> WHAT TO WORK ON:
Collect every line in the records below that contains the word "this".

> DATASET EXTRACT:
* start *
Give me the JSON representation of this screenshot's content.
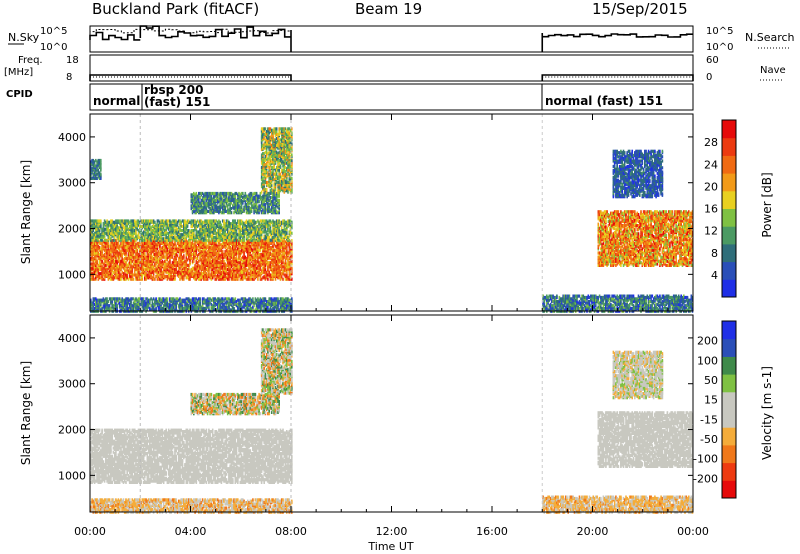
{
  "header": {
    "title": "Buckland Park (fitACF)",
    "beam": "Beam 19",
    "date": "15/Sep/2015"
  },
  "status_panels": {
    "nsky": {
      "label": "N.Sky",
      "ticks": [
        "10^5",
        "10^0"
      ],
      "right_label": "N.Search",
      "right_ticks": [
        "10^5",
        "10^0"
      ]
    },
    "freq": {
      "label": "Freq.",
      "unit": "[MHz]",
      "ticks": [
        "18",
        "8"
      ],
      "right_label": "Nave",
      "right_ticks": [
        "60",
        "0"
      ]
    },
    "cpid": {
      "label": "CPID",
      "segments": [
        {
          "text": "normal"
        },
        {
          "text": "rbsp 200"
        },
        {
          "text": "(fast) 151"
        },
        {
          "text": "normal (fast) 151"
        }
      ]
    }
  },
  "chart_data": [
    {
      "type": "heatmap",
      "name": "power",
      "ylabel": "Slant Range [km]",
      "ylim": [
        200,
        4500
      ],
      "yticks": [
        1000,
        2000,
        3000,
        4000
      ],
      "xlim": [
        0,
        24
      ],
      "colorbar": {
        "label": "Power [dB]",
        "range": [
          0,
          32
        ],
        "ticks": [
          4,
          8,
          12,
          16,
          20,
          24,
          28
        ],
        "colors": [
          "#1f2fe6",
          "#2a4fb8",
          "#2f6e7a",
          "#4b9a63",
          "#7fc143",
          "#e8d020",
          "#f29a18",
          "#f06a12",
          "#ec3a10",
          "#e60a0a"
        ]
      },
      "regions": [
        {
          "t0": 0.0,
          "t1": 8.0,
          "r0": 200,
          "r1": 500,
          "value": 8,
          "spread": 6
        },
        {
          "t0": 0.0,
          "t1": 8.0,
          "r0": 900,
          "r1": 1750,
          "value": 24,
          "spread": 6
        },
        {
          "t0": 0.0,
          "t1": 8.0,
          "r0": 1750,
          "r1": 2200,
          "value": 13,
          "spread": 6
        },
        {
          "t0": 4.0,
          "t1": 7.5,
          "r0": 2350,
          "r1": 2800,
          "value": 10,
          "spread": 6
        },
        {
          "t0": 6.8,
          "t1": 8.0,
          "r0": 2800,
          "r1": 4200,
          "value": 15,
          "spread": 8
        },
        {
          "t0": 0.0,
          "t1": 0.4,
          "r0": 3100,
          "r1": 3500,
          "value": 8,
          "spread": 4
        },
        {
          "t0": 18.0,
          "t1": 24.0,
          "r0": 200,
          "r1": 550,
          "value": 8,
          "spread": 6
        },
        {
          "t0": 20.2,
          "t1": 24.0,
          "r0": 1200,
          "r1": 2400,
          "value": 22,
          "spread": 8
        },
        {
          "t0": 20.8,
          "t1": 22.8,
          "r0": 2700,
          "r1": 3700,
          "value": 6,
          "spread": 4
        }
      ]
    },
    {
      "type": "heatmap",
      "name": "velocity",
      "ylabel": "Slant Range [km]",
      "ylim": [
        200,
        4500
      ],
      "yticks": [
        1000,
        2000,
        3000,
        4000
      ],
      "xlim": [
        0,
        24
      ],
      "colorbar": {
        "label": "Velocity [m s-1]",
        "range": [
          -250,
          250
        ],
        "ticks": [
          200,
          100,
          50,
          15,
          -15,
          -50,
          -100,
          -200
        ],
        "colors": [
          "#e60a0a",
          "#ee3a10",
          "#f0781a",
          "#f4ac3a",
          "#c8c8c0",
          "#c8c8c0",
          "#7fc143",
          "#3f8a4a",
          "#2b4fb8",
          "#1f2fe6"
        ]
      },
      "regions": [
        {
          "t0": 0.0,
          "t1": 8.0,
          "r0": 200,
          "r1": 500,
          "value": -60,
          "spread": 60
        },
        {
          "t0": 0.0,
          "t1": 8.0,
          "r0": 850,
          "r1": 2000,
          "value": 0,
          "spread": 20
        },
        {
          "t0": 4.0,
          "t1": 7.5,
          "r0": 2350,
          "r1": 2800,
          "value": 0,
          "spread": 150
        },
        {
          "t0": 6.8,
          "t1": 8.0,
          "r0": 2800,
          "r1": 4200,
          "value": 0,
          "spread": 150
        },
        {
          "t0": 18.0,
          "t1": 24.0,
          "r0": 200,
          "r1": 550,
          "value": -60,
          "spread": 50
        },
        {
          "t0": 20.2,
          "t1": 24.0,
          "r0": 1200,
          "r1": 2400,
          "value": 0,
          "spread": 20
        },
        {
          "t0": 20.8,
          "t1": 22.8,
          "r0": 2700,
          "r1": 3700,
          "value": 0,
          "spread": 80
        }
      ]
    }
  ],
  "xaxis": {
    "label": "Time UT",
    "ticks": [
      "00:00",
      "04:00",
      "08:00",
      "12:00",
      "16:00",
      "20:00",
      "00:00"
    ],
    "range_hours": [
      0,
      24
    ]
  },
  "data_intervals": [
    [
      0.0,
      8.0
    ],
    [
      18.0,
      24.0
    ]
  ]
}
* end *
* start *
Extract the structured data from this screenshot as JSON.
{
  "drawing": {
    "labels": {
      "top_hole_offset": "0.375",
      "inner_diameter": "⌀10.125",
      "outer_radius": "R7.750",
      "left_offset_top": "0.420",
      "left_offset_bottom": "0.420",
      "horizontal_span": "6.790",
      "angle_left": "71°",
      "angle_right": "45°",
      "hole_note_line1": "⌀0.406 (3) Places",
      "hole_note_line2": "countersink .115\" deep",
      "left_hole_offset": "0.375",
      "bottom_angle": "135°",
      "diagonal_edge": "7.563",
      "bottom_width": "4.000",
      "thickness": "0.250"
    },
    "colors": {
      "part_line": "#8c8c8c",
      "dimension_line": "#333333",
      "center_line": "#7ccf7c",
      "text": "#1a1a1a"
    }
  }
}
* end *
> TASK RESPONSE:
Give me the JSON representation of this screenshot's content.
Extract the structured data from this screenshot as JSON.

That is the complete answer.